## Start Records for this exercise
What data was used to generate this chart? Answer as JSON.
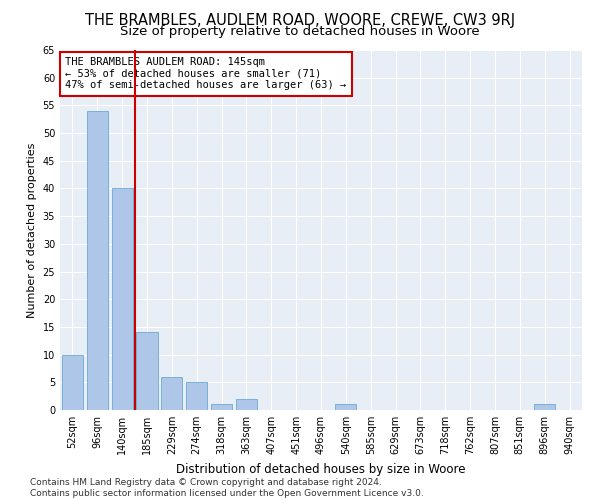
{
  "title": "THE BRAMBLES, AUDLEM ROAD, WOORE, CREWE, CW3 9RJ",
  "subtitle": "Size of property relative to detached houses in Woore",
  "xlabel": "Distribution of detached houses by size in Woore",
  "ylabel": "Number of detached properties",
  "categories": [
    "52sqm",
    "96sqm",
    "140sqm",
    "185sqm",
    "229sqm",
    "274sqm",
    "318sqm",
    "363sqm",
    "407sqm",
    "451sqm",
    "496sqm",
    "540sqm",
    "585sqm",
    "629sqm",
    "673sqm",
    "718sqm",
    "762sqm",
    "807sqm",
    "851sqm",
    "896sqm",
    "940sqm"
  ],
  "values": [
    10,
    54,
    40,
    14,
    6,
    5,
    1,
    2,
    0,
    0,
    0,
    1,
    0,
    0,
    0,
    0,
    0,
    0,
    0,
    1,
    0
  ],
  "bar_color": "#aec6e8",
  "bar_edge_color": "#6aaad4",
  "vline_x": 2.5,
  "vline_color": "#cc0000",
  "annotation_text": "THE BRAMBLES AUDLEM ROAD: 145sqm\n← 53% of detached houses are smaller (71)\n47% of semi-detached houses are larger (63) →",
  "annotation_box_color": "#ffffff",
  "annotation_box_edge": "#cc0000",
  "ylim": [
    0,
    65
  ],
  "yticks": [
    0,
    5,
    10,
    15,
    20,
    25,
    30,
    35,
    40,
    45,
    50,
    55,
    60,
    65
  ],
  "background_color": "#e8eef5",
  "footer_text": "Contains HM Land Registry data © Crown copyright and database right 2024.\nContains public sector information licensed under the Open Government Licence v3.0.",
  "title_fontsize": 10.5,
  "subtitle_fontsize": 9.5,
  "xlabel_fontsize": 8.5,
  "ylabel_fontsize": 8,
  "tick_fontsize": 7,
  "annotation_fontsize": 7.5,
  "footer_fontsize": 6.5
}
## End Records for this exercise
> **To be done**: Collect every line with the string "ROAD" from the records, and copy each.

> **Solution for this task**:
  "title": "THE BRAMBLES, AUDLEM ROAD, WOORE, CREWE, CW3 9RJ",
  "annotation_text": "THE BRAMBLES AUDLEM ROAD: 145sqm\n← 53% of detached houses are smaller (71)\n47% of semi-detached houses are larger (63) →",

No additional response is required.